[Extracted records]

..............................

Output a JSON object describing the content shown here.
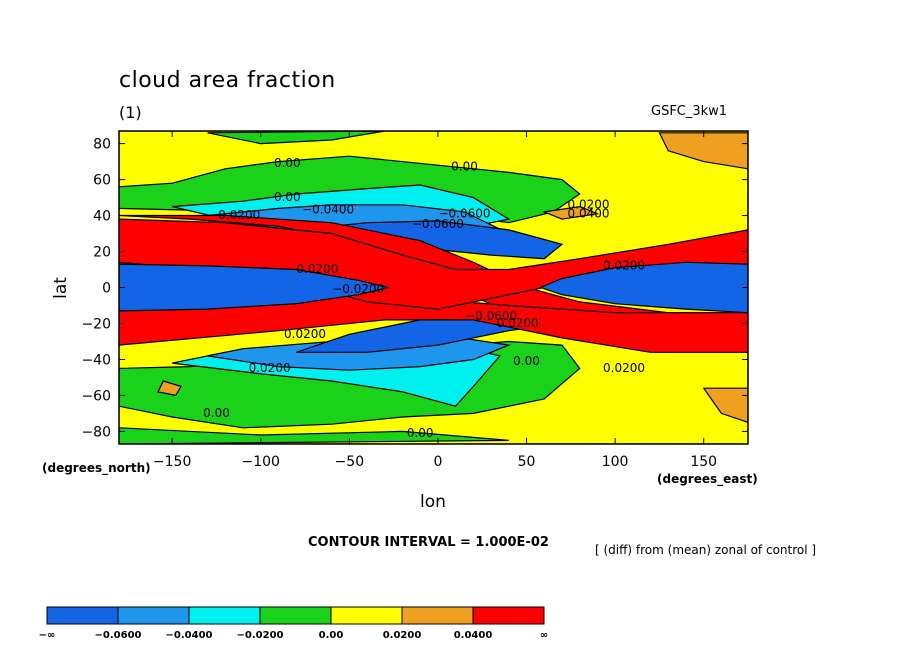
{
  "header": {
    "title": "cloud area fraction",
    "subtitle": "(1)",
    "dataset": "GSFC_3kw1"
  },
  "footer": {
    "contour_interval": "CONTOUR INTERVAL = 1.000E-02",
    "note": "[ (diff) from (mean) zonal of control ]"
  },
  "chart_data": {
    "type": "heatmap",
    "title": "cloud area fraction",
    "subtitle": "(1)",
    "xlabel": "lon",
    "ylabel": "lat",
    "x_units": "(degrees_east)",
    "y_units": "(degrees_north)",
    "xlim": [
      -180,
      175
    ],
    "ylim": [
      -87,
      87
    ],
    "x_ticks": [
      -150,
      -100,
      -50,
      0,
      50,
      100,
      150
    ],
    "x_tick_labels": [
      "−150",
      "−100",
      "−50",
      "0",
      "50",
      "100",
      "150"
    ],
    "y_ticks": [
      -80,
      -60,
      -40,
      -20,
      0,
      20,
      40,
      60,
      80
    ],
    "y_tick_labels": [
      "−80",
      "−60",
      "−40",
      "−20",
      "0",
      "20",
      "40",
      "60",
      "80"
    ],
    "colorbar": {
      "levels": [
        -0.06,
        -0.04,
        -0.02,
        0.0,
        0.02,
        0.04
      ],
      "labels": [
        "−∞",
        "−0.0600",
        "−0.0400",
        "−0.0200",
        "0.00",
        "0.0200",
        "0.0400",
        "∞"
      ],
      "colors": [
        "#1464e6",
        "#1e96ee",
        "#00f0f0",
        "#19d219",
        "#ffff00",
        "#f0a020",
        "#ff0000"
      ]
    },
    "contour_labels": [
      {
        "text": "0.00",
        "lon": -85,
        "lat": 67
      },
      {
        "text": "0.00",
        "lon": 15,
        "lat": 65
      },
      {
        "text": "0.00",
        "lon": -85,
        "lat": 48
      },
      {
        "text": "−0.0400",
        "lon": -62,
        "lat": 41
      },
      {
        "text": "−0.0200",
        "lon": -115,
        "lat": 38
      },
      {
        "text": "−0.0600",
        "lon": 0,
        "lat": 33
      },
      {
        "text": "−0.0600",
        "lon": 15,
        "lat": 39
      },
      {
        "text": "0.0200",
        "lon": 85,
        "lat": 44
      },
      {
        "text": "0.0400",
        "lon": 85,
        "lat": 39
      },
      {
        "text": "0.0200",
        "lon": -68,
        "lat": 8
      },
      {
        "text": "−0.0200",
        "lon": -45,
        "lat": -3
      },
      {
        "text": "0.0200",
        "lon": 105,
        "lat": 10
      },
      {
        "text": "−0.0600",
        "lon": 30,
        "lat": -18
      },
      {
        "text": "0.0200",
        "lon": 45,
        "lat": -22
      },
      {
        "text": "0.0200",
        "lon": -75,
        "lat": -28
      },
      {
        "text": "0.00",
        "lon": 50,
        "lat": -43
      },
      {
        "text": "0.0200",
        "lon": -95,
        "lat": -47
      },
      {
        "text": "0.0200",
        "lon": 105,
        "lat": -47
      },
      {
        "text": "0.00",
        "lon": -125,
        "lat": -72
      },
      {
        "text": "0.00",
        "lon": -10,
        "lat": -83
      }
    ]
  }
}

..............................

▸ **Work to be completed**
Transcribe all entries above exactly. Drop the pictures.

▸ **Solution to the problem**
Output a JSON object describing the content shown here.
{
  "header": {
    "title": "cloud area fraction",
    "subtitle": "(1)",
    "dataset": "GSFC_3kw1"
  },
  "footer": {
    "contour_interval": "CONTOUR INTERVAL = 1.000E-02",
    "note": "[ (diff) from (mean) zonal of control ]"
  },
  "chart_data": {
    "type": "heatmap",
    "title": "cloud area fraction",
    "subtitle": "(1)",
    "xlabel": "lon",
    "ylabel": "lat",
    "x_units": "(degrees_east)",
    "y_units": "(degrees_north)",
    "xlim": [
      -180,
      175
    ],
    "ylim": [
      -87,
      87
    ],
    "x_ticks": [
      -150,
      -100,
      -50,
      0,
      50,
      100,
      150
    ],
    "x_tick_labels": [
      "−150",
      "−100",
      "−50",
      "0",
      "50",
      "100",
      "150"
    ],
    "y_ticks": [
      -80,
      -60,
      -40,
      -20,
      0,
      20,
      40,
      60,
      80
    ],
    "y_tick_labels": [
      "−80",
      "−60",
      "−40",
      "−20",
      "0",
      "20",
      "40",
      "60",
      "80"
    ],
    "colorbar": {
      "levels": [
        -0.06,
        -0.04,
        -0.02,
        0.0,
        0.02,
        0.04
      ],
      "labels": [
        "−∞",
        "−0.0600",
        "−0.0400",
        "−0.0200",
        "0.00",
        "0.0200",
        "0.0400",
        "∞"
      ],
      "colors": [
        "#1464e6",
        "#1e96ee",
        "#00f0f0",
        "#19d219",
        "#ffff00",
        "#f0a020",
        "#ff0000"
      ]
    },
    "contour_labels": [
      {
        "text": "0.00",
        "lon": -85,
        "lat": 67
      },
      {
        "text": "0.00",
        "lon": 15,
        "lat": 65
      },
      {
        "text": "0.00",
        "lon": -85,
        "lat": 48
      },
      {
        "text": "−0.0400",
        "lon": -62,
        "lat": 41
      },
      {
        "text": "−0.0200",
        "lon": -115,
        "lat": 38
      },
      {
        "text": "−0.0600",
        "lon": 0,
        "lat": 33
      },
      {
        "text": "−0.0600",
        "lon": 15,
        "lat": 39
      },
      {
        "text": "0.0200",
        "lon": 85,
        "lat": 44
      },
      {
        "text": "0.0400",
        "lon": 85,
        "lat": 39
      },
      {
        "text": "0.0200",
        "lon": -68,
        "lat": 8
      },
      {
        "text": "−0.0200",
        "lon": -45,
        "lat": -3
      },
      {
        "text": "0.0200",
        "lon": 105,
        "lat": 10
      },
      {
        "text": "−0.0600",
        "lon": 30,
        "lat": -18
      },
      {
        "text": "0.0200",
        "lon": 45,
        "lat": -22
      },
      {
        "text": "0.0200",
        "lon": -75,
        "lat": -28
      },
      {
        "text": "0.00",
        "lon": 50,
        "lat": -43
      },
      {
        "text": "0.0200",
        "lon": -95,
        "lat": -47
      },
      {
        "text": "0.0200",
        "lon": 105,
        "lat": -47
      },
      {
        "text": "0.00",
        "lon": -125,
        "lat": -72
      },
      {
        "text": "0.00",
        "lon": -10,
        "lat": -83
      }
    ]
  }
}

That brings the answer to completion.